◆ ТЕКСТ ЗАДАНИЯ:
Пожалуйста, верните без изменений часть отрывка о повести «Нос»: начните с места, где стоят слова «Этот взгляд заставляет», и остановитесь после слов «в следующей повести.».

◆ ДОКУМЕНТ:
•••

Этот взгляд заставляет нас читать вторую повесть цикла как продолжение первой. При этом «Нос» становится абсурдным развитием того, что было лишь визуальным приемом в предыдущей повести. Мы вспоминаем, что знаменитый Шиллер в «Невском проспекте», будучи пьян, просит своего приятеля Гофмана отрезать ему нос, поскольку тот обходится ему слишком дорого ввиду расходов на нюхательный табак («Гофман держал его за этот нос двумя пальцами и вертел лезвием своего сапожнического ножа на самой его поверхности»; 30–31). Есть замечательная симметрия в том, что Шиллер хочет избавиться от носа, тогда как Ковалев стремится вернуть себе свой, будто метонимическое описание из пролога «Невского проспекта» приуготовило гротескное отделение драгоценного органа, который теперь красуется в мундире, разъезжая все по тому же Невскому проспекту… но уже в следующей повести.

•••

◆ ИСХОДНЫЕ ДАННЫЕ:
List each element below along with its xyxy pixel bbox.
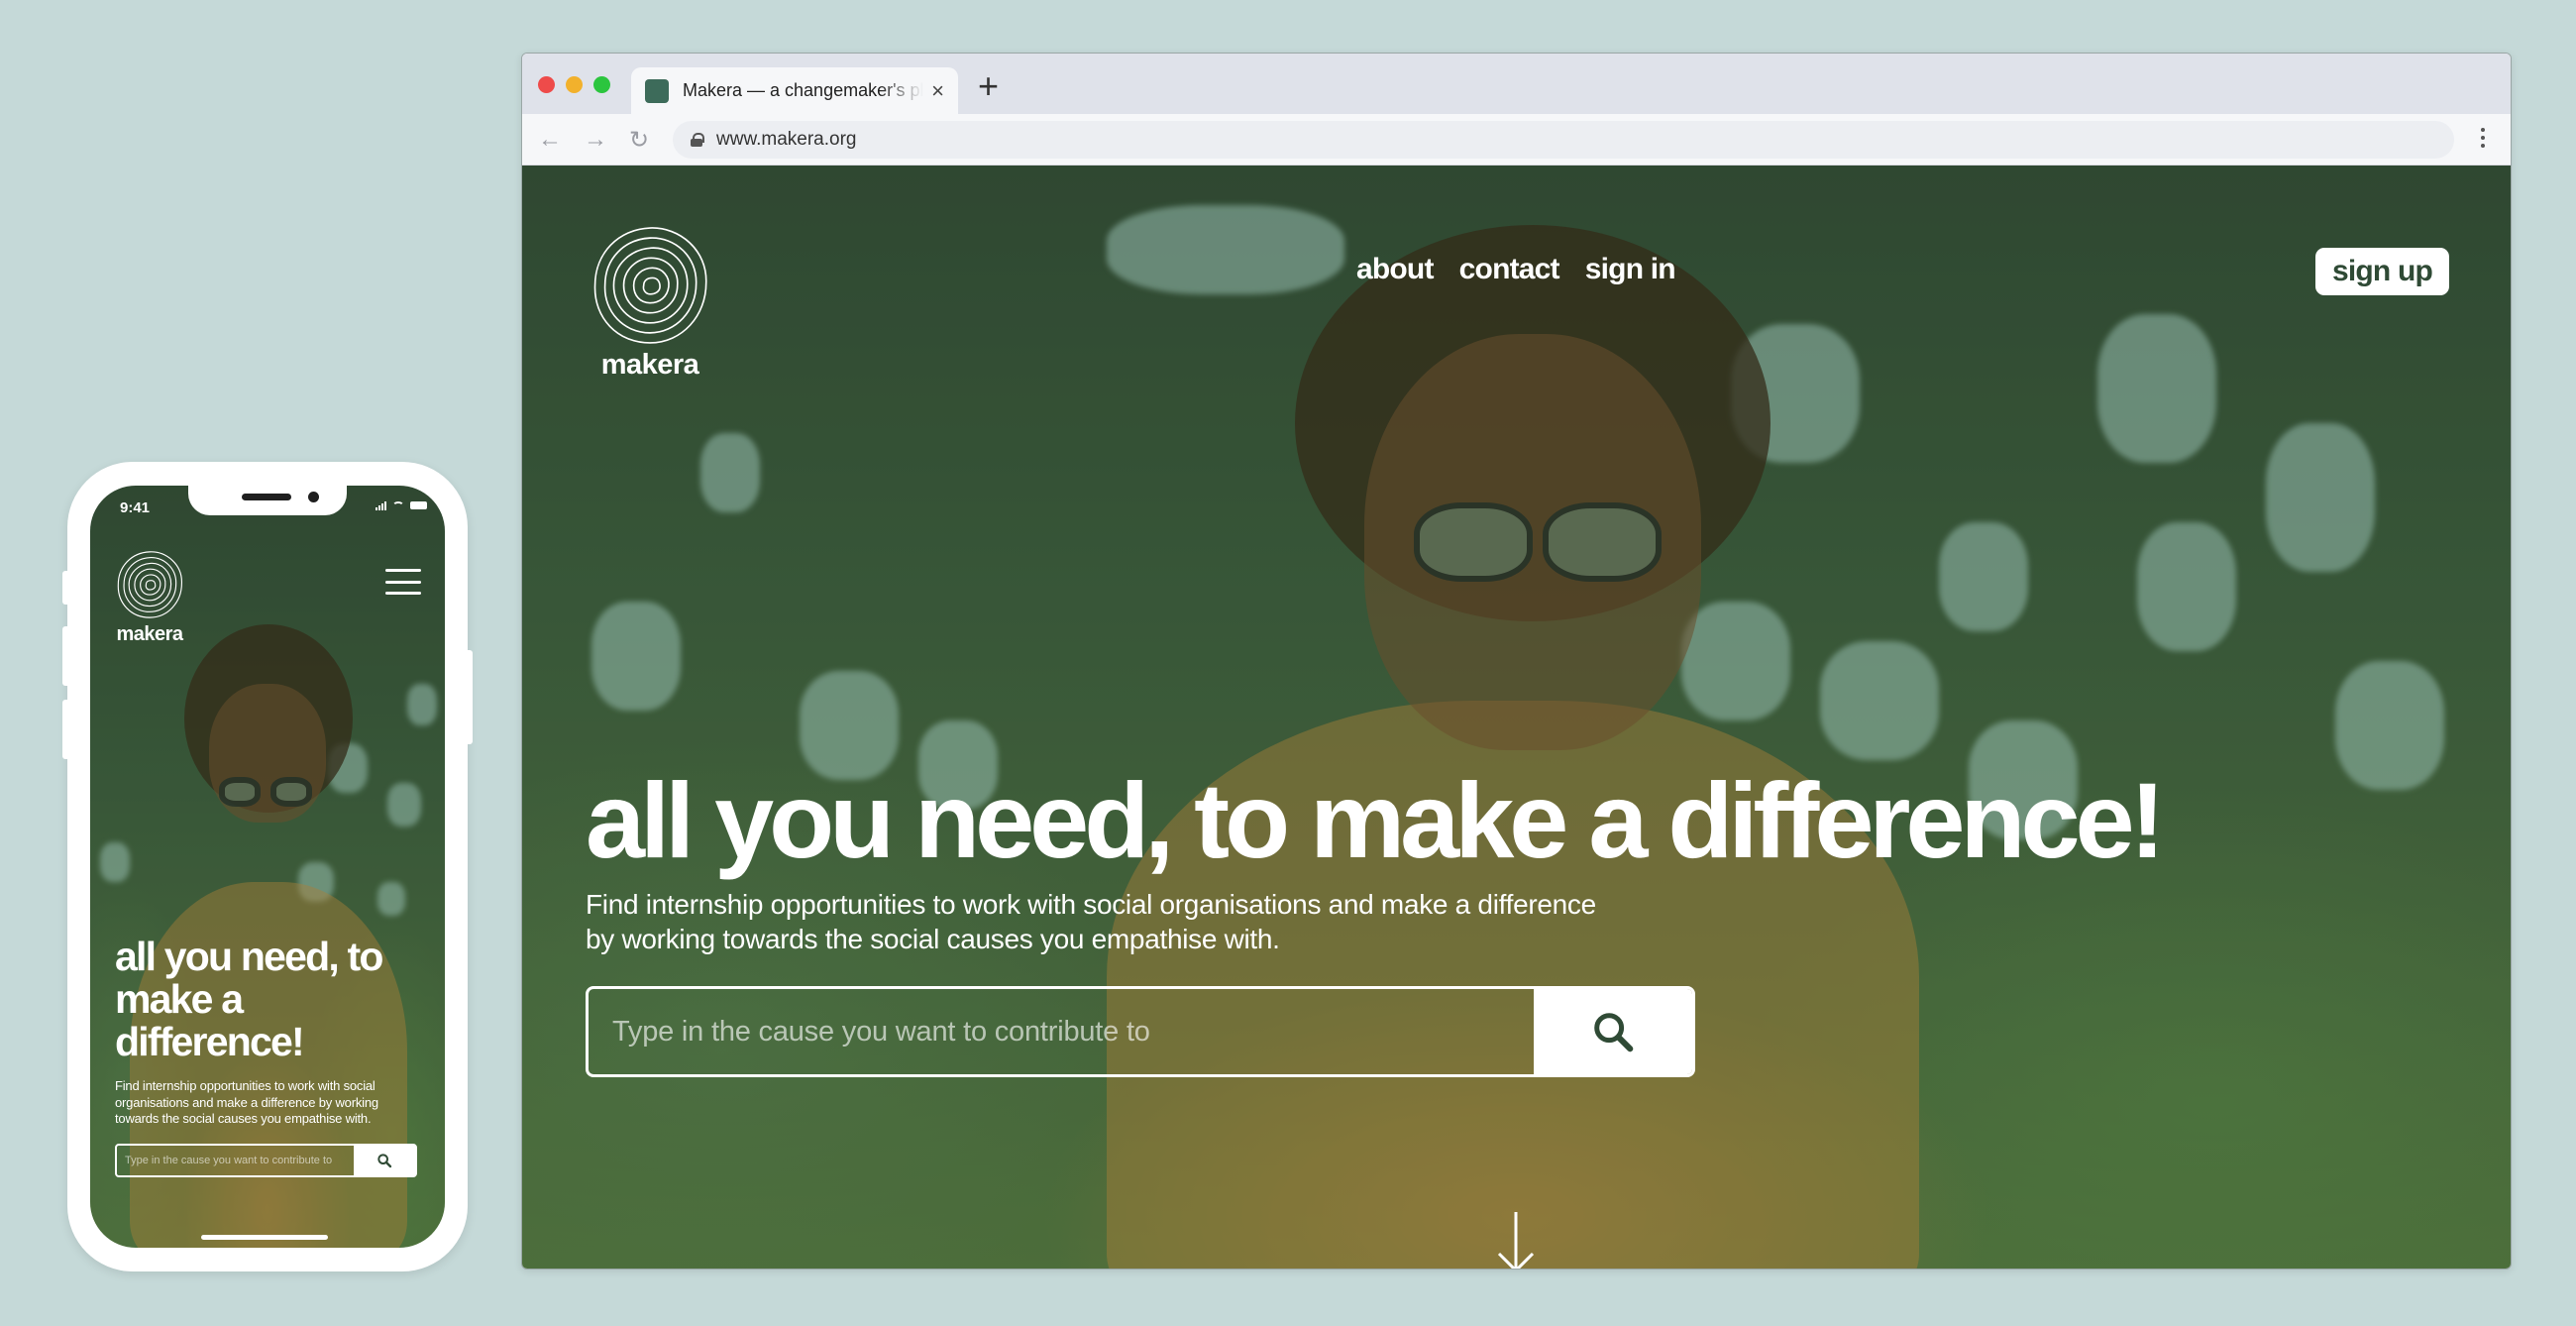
cause-search-input[interactable]: Type in the cause you want to contribute… bbox=[589, 989, 1534, 1074]
home-indicator[interactable] bbox=[201, 1235, 328, 1240]
wifi-icon bbox=[392, 500, 404, 510]
url-text[interactable]: www.makera.org bbox=[716, 129, 857, 151]
new-tab-button[interactable]: + bbox=[978, 65, 999, 107]
mobile-screen: 9:41 makera all you need, to make a diff… bbox=[90, 486, 445, 1248]
phone-notch bbox=[188, 486, 347, 515]
hamburger-icon bbox=[385, 569, 421, 572]
nav-about-link[interactable]: about bbox=[1356, 253, 1434, 286]
tree-rings-logo-icon bbox=[593, 227, 707, 344]
phone-power-button bbox=[467, 650, 473, 744]
url-bar[interactable]: www.makera.org bbox=[673, 121, 2454, 159]
window-maximize-button[interactable] bbox=[593, 76, 610, 93]
sign-up-button[interactable]: sign up bbox=[2315, 248, 2449, 295]
search-button[interactable] bbox=[1534, 989, 1692, 1074]
status-icons bbox=[376, 500, 427, 510]
mobile-subtitle: Find internship opportunities to work wi… bbox=[115, 1078, 378, 1126]
cause-search-bar: Type in the cause you want to contribute… bbox=[586, 986, 1695, 1077]
window-minimize-button[interactable] bbox=[566, 76, 583, 93]
hero-photo bbox=[522, 166, 2511, 1269]
tab-title: Makera — a changemaker's playground bbox=[683, 80, 924, 100]
lock-icon bbox=[691, 133, 704, 147]
brand-name: makera bbox=[600, 349, 699, 381]
mobile-device-mockup: 9:41 makera all you need, to make a diff… bbox=[62, 462, 473, 1271]
favicon-icon bbox=[645, 78, 669, 103]
browser-menu-icon[interactable] bbox=[2481, 128, 2485, 148]
hero-headline: all you need, to make a difference! bbox=[586, 760, 2166, 880]
reload-icon[interactable]: ↻ bbox=[629, 126, 649, 155]
search-icon bbox=[377, 1154, 392, 1168]
status-time: 9:41 bbox=[120, 499, 151, 516]
phone-volume-down bbox=[62, 700, 68, 759]
desktop-browser-window: Makera — a changemaker's playground × + … bbox=[521, 53, 2512, 1270]
arrow-down-icon[interactable] bbox=[1496, 1210, 1536, 1270]
battery-icon bbox=[410, 501, 427, 509]
main-nav: about contact sign in bbox=[1356, 253, 1676, 286]
hero-subtitle: Find internship opportunities to work wi… bbox=[586, 889, 1596, 954]
mobile-search-bar: Type in the cause you want to contribute… bbox=[115, 1144, 417, 1177]
hamburger-menu-button[interactable] bbox=[385, 569, 421, 595]
nav-sign-in-link[interactable]: sign in bbox=[1585, 253, 1676, 286]
browser-tab-active[interactable]: Makera — a changemaker's playground × bbox=[631, 67, 958, 114]
mobile-search-button[interactable] bbox=[354, 1146, 415, 1175]
tree-rings-logo-icon bbox=[117, 551, 182, 618]
forward-arrow-icon[interactable]: → bbox=[584, 126, 607, 154]
search-icon bbox=[1594, 1013, 1634, 1052]
nav-contact-link[interactable]: contact bbox=[1459, 253, 1560, 286]
tab-close-icon[interactable]: × bbox=[931, 78, 944, 104]
mobile-logo[interactable]: makera bbox=[112, 549, 187, 646]
tab-bar: Makera — a changemaker's playground × + bbox=[522, 54, 2511, 114]
page-viewport: makera about contact sign in sign up all… bbox=[522, 166, 2511, 1270]
mobile-headline: all you need, to make a difference! bbox=[115, 934, 383, 1064]
address-toolbar: ← → ↻ www.makera.org bbox=[522, 114, 2511, 166]
phone-volume-up bbox=[62, 626, 68, 686]
phone-mute-switch bbox=[62, 571, 68, 605]
window-close-button[interactable] bbox=[538, 76, 555, 93]
mobile-brand-name: makera bbox=[116, 623, 183, 645]
back-arrow-icon[interactable]: ← bbox=[538, 126, 562, 154]
site-logo[interactable]: makera bbox=[586, 223, 714, 382]
mobile-search-input[interactable]: Type in the cause you want to contribute… bbox=[117, 1146, 354, 1175]
cellular-signal-icon bbox=[376, 500, 386, 510]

•••

◆ ОТВЕТ:
Этот взгляд заставляет нас читать вторую повесть цикла как продолжение первой. При этом «Нос» становится абсурдным развитием того, что было лишь визуальным приемом в предыдущей повести. Мы вспоминаем, что знаменитый Шиллер в «Невском проспекте», будучи пьян, просит своего приятеля Гофмана отрезать ему нос, поскольку тот обходится ему слишком дорого ввиду расходов на нюхательный табак («Гофман держал его за этот нос двумя пальцами и вертел лезвием своего сапожнического ножа на самой его поверхности»; 30–31). Есть замечательная симметрия в том, что Шиллер хочет избавиться от носа, тогда как Ковалев стремится вернуть себе свой, будто метонимическое описание из пролога «Невского проспекта» приуготовило гротескное отделение драгоценного органа, который теперь красуется в мундире, разъезжая все по тому же Невскому проспекту… но уже в следующей повести.